(Chart and figure data)
+ + + + +

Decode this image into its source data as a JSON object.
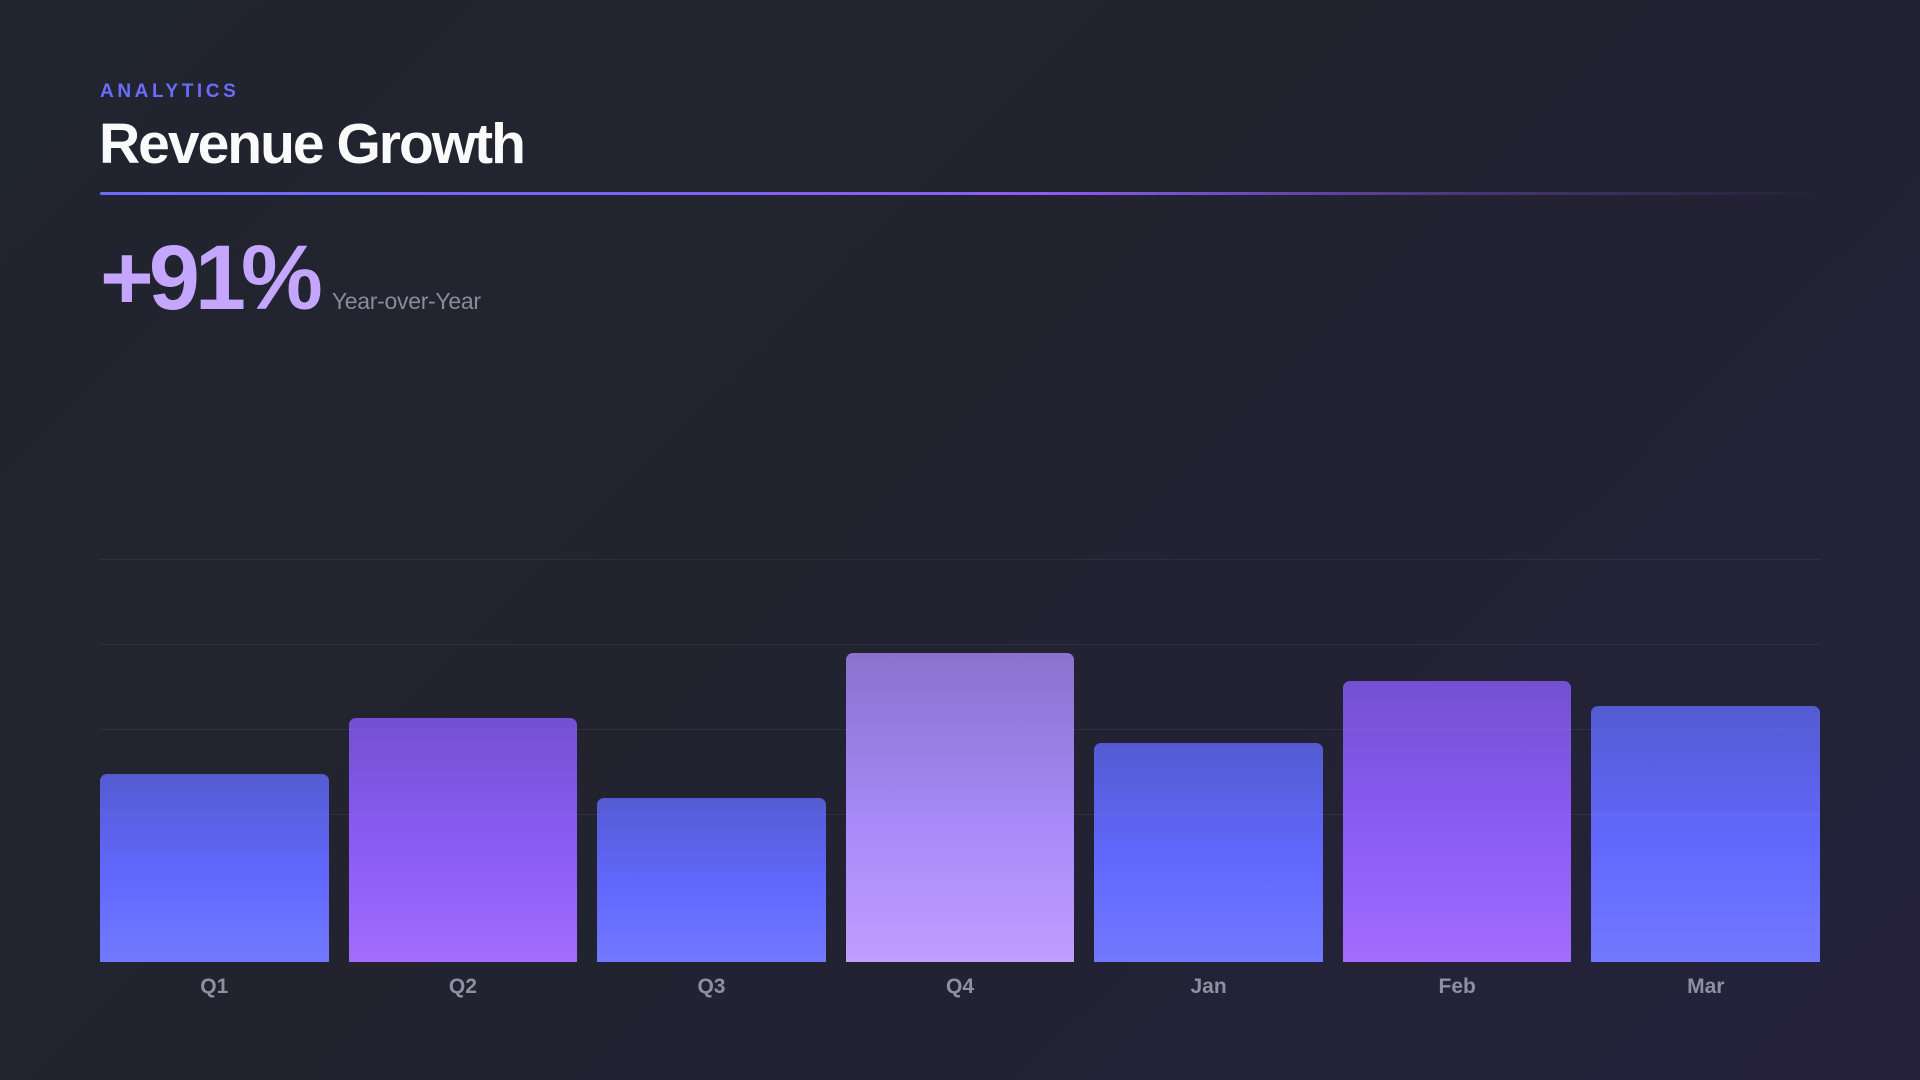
{
  "header": {
    "eyebrow": "ANALYTICS",
    "title": "Revenue Growth"
  },
  "kpi": {
    "value": "+91%",
    "label": "Year-over-Year"
  },
  "colors": {
    "background_start": "#21252f",
    "background_end": "#25213c",
    "accent_indigo": "#6b6cff",
    "accent_purple": "#8b5cf6",
    "accent_lavender": "#c4a6ff",
    "title": "#fafafa",
    "muted_text": "#8f8fa2"
  },
  "chart_data": {
    "type": "bar",
    "title": "Revenue Growth",
    "subtitle": "+91% Year-over-Year",
    "xlabel": "",
    "ylabel": "",
    "categories": [
      "Q1",
      "Q2",
      "Q3",
      "Q4",
      "Jan",
      "Feb",
      "Mar"
    ],
    "values": [
      61,
      79,
      53,
      100,
      71,
      91,
      83
    ],
    "value_units": "relative (Q4 = 100), no axis ticks shown",
    "bar_styles": [
      "indigo",
      "purple",
      "indigo",
      "lavender",
      "indigo",
      "purple",
      "indigo"
    ],
    "ylim": [
      0,
      158
    ],
    "grid": true,
    "gridline_values": [
      27.5,
      55,
      82.5,
      110
    ],
    "legend": null
  }
}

+ + + + +

WHAT IS EXPECTED: Set the listing down in full and exactly. Pictures within it should not appear in the copy.

COMPLETED EXERCISE:
Decode this image into its source data as a JSON object.
{
  "header": {
    "eyebrow": "ANALYTICS",
    "title": "Revenue Growth"
  },
  "kpi": {
    "value": "+91%",
    "label": "Year-over-Year"
  },
  "colors": {
    "background_start": "#21252f",
    "background_end": "#25213c",
    "accent_indigo": "#6b6cff",
    "accent_purple": "#8b5cf6",
    "accent_lavender": "#c4a6ff",
    "title": "#fafafa",
    "muted_text": "#8f8fa2"
  },
  "chart_data": {
    "type": "bar",
    "title": "Revenue Growth",
    "subtitle": "+91% Year-over-Year",
    "xlabel": "",
    "ylabel": "",
    "categories": [
      "Q1",
      "Q2",
      "Q3",
      "Q4",
      "Jan",
      "Feb",
      "Mar"
    ],
    "values": [
      61,
      79,
      53,
      100,
      71,
      91,
      83
    ],
    "value_units": "relative (Q4 = 100), no axis ticks shown",
    "bar_styles": [
      "indigo",
      "purple",
      "indigo",
      "lavender",
      "indigo",
      "purple",
      "indigo"
    ],
    "ylim": [
      0,
      158
    ],
    "grid": true,
    "gridline_values": [
      27.5,
      55,
      82.5,
      110
    ],
    "legend": null
  }
}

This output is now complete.